### Problem statement
Print the records below exactly as they appear.

>>>>>

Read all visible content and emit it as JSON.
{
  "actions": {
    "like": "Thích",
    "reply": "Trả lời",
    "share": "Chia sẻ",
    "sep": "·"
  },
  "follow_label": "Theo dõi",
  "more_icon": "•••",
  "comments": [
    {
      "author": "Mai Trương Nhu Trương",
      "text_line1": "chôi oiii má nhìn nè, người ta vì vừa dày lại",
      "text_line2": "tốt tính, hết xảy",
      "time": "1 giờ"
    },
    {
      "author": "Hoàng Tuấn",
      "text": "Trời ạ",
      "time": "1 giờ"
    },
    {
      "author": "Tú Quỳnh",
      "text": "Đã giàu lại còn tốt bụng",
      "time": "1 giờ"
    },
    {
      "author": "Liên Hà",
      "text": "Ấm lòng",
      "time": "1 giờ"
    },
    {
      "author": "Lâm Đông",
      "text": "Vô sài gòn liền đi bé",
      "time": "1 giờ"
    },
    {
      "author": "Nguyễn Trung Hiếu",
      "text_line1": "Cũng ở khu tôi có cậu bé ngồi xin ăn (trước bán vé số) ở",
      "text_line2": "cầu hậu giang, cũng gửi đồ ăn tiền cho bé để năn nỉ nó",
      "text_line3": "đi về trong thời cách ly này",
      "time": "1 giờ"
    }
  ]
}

<<<<<

### Final result
Read all visible content and emit it as JSON.
{
  "actions": {
    "like": "Thích",
    "reply": "Trả lời",
    "share": "Chia sẻ",
    "sep": "·"
  },
  "follow_label": "Theo dõi",
  "more_icon": "•••",
  "comments": [
    {
      "author": "Mai Trương Nhu Trương",
      "text_line1": "chôi oiii má nhìn nè, người ta vì vừa dày lại",
      "text_line2": "tốt tính, hết xảy",
      "time": "1 giờ"
    },
    {
      "author": "Hoàng Tuấn",
      "text": "Trời ạ",
      "time": "1 giờ"
    },
    {
      "author": "Tú Quỳnh",
      "text": "Đã giàu lại còn tốt bụng",
      "time": "1 giờ"
    },
    {
      "author": "Liên Hà",
      "text": "Ấm lòng",
      "time": "1 giờ"
    },
    {
      "author": "Lâm Đông",
      "text": "Vô sài gòn liền đi bé",
      "time": "1 giờ"
    },
    {
      "author": "Nguyễn Trung Hiếu",
      "text_line1": "Cũng ở khu tôi có cậu bé ngồi xin ăn (trước bán vé số) ở",
      "text_line2": "cầu hậu giang, cũng gửi đồ ăn tiền cho bé để năn nỉ nó",
      "text_line3": "đi về trong thời cách ly này",
      "time": "1 giờ"
    }
  ]
}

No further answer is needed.